Your task: Count lines with "Kamera" in them. Report only the total.

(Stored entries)
☆ ☆ ☆ ☆
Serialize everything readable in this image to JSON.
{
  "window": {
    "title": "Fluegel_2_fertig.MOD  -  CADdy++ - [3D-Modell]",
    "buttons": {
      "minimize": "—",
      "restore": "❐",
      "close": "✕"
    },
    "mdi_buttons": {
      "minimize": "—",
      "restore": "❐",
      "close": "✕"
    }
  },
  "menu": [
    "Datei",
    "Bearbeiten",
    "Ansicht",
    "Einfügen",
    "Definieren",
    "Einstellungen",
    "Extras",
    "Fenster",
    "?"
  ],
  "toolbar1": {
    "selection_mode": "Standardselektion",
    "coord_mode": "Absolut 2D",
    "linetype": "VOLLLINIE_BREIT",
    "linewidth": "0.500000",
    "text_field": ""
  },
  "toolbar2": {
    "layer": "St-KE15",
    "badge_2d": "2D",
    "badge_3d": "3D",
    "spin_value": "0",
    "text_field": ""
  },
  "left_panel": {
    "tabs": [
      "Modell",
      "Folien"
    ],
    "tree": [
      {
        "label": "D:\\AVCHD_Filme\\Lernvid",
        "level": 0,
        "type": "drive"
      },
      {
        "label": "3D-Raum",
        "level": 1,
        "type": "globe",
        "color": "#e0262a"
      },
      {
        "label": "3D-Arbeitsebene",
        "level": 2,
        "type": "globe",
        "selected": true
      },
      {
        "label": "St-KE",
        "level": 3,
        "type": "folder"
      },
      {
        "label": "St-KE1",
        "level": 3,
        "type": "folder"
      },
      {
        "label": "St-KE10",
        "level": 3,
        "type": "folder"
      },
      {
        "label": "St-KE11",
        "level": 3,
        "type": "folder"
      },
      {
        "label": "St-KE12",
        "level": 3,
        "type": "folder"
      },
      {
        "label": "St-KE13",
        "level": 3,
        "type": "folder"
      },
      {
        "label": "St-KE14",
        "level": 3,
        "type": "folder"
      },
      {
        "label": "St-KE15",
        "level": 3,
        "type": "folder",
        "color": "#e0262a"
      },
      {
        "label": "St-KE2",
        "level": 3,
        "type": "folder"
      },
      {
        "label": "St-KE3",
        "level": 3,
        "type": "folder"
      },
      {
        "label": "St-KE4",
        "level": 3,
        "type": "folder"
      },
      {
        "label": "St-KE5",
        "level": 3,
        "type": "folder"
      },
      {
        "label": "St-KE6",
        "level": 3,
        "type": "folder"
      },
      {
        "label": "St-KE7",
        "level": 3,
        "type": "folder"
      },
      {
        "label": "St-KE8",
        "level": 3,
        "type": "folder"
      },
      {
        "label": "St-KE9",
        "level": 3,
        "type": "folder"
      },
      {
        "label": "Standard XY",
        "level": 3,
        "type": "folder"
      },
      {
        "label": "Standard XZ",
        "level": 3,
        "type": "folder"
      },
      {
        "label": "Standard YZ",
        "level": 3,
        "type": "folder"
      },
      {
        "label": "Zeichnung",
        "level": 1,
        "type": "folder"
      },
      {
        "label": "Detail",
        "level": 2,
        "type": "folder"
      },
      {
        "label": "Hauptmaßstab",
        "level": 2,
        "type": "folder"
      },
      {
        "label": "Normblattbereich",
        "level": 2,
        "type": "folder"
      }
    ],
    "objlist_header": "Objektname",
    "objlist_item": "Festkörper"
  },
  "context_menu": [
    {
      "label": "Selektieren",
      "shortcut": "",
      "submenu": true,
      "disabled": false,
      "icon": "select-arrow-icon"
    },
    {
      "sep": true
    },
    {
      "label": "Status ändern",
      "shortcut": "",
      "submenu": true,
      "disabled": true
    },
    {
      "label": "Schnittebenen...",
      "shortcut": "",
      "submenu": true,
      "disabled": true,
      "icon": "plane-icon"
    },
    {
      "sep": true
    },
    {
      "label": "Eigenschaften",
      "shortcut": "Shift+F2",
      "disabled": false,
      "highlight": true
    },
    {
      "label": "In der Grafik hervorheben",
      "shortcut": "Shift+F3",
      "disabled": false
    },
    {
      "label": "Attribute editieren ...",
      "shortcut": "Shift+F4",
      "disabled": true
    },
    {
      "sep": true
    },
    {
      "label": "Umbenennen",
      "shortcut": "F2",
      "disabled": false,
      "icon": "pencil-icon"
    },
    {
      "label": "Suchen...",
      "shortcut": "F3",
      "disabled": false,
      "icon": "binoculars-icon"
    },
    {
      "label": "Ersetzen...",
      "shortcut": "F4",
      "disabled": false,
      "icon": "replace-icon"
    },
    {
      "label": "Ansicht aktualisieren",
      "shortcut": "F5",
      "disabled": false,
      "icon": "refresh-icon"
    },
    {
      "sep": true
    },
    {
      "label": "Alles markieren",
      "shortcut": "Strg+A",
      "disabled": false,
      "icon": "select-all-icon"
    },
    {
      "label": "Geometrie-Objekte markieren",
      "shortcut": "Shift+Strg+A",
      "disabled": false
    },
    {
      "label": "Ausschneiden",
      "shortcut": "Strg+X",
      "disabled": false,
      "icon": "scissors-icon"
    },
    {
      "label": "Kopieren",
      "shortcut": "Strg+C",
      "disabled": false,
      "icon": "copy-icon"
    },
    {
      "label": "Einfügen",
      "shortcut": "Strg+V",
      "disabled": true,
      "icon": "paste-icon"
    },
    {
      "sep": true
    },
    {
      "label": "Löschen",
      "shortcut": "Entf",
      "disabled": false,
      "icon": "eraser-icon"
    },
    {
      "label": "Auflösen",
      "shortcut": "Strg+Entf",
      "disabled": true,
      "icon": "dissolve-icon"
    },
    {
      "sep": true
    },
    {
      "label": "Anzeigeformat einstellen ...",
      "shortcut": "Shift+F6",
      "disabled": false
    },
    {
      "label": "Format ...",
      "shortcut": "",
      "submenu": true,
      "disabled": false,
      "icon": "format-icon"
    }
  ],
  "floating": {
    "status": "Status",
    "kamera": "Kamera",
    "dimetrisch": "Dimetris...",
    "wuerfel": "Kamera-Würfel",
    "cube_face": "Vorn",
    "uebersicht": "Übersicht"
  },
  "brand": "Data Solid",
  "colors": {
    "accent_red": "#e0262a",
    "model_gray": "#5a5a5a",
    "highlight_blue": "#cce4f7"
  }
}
☆ ☆ ☆ ☆
Complete output: 2